# [WORK TO COMPLETE]
Reproduce every entry below precisely. Pictures are excluded from the copy.
begin MATERIAL PROVIDED
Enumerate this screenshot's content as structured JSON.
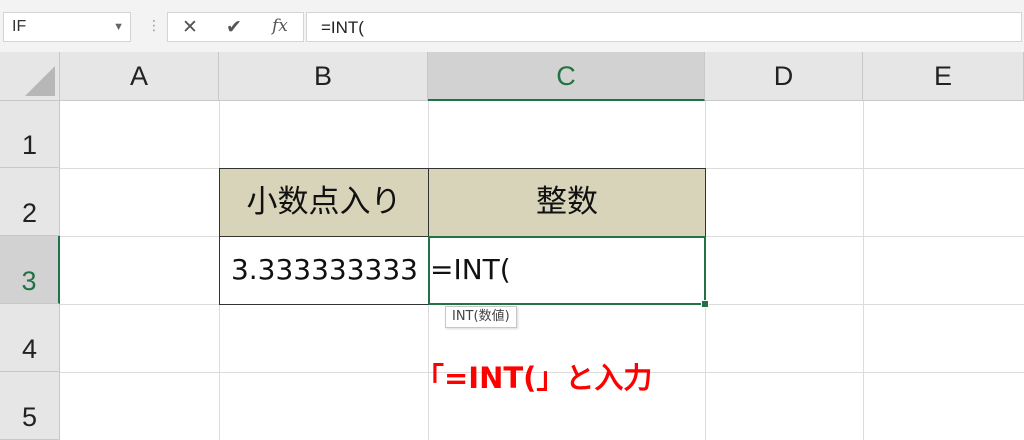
{
  "formula_bar": {
    "name_box_value": "IF",
    "cancel_glyph": "✕",
    "enter_glyph": "✔",
    "function_glyph": "fx",
    "formula_text": "=INT("
  },
  "columns": [
    {
      "label": "A",
      "selected": false
    },
    {
      "label": "B",
      "selected": false
    },
    {
      "label": "C",
      "selected": true
    },
    {
      "label": "D",
      "selected": false
    },
    {
      "label": "E",
      "selected": false
    }
  ],
  "rows": [
    {
      "label": "1",
      "selected": false
    },
    {
      "label": "2",
      "selected": false
    },
    {
      "label": "3",
      "selected": true
    },
    {
      "label": "4",
      "selected": false
    },
    {
      "label": "5",
      "selected": false
    }
  ],
  "table": {
    "header_b": "小数点入り",
    "header_c": "整数",
    "value_b3": "3.333333333",
    "editing_c3": "=INT("
  },
  "tooltip_text": "INT(数値)",
  "annotation_text": "「=INT(」と入力",
  "colors": {
    "accent": "#217346",
    "header_fill": "#d8d4b9",
    "annotation": "#ff0000"
  }
}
end MATERIAL PROVIDED
# [SOLUTION TO THIS PROBLEM]
Enumerate this screenshot's content as structured JSON.
{
  "formula_bar": {
    "name_box_value": "IF",
    "cancel_glyph": "✕",
    "enter_glyph": "✔",
    "function_glyph": "fx",
    "formula_text": "=INT("
  },
  "columns": [
    {
      "label": "A",
      "selected": false
    },
    {
      "label": "B",
      "selected": false
    },
    {
      "label": "C",
      "selected": true
    },
    {
      "label": "D",
      "selected": false
    },
    {
      "label": "E",
      "selected": false
    }
  ],
  "rows": [
    {
      "label": "1",
      "selected": false
    },
    {
      "label": "2",
      "selected": false
    },
    {
      "label": "3",
      "selected": true
    },
    {
      "label": "4",
      "selected": false
    },
    {
      "label": "5",
      "selected": false
    }
  ],
  "table": {
    "header_b": "小数点入り",
    "header_c": "整数",
    "value_b3": "3.333333333",
    "editing_c3": "=INT("
  },
  "tooltip_text": "INT(数値)",
  "annotation_text": "「=INT(」と入力",
  "colors": {
    "accent": "#217346",
    "header_fill": "#d8d4b9",
    "annotation": "#ff0000"
  }
}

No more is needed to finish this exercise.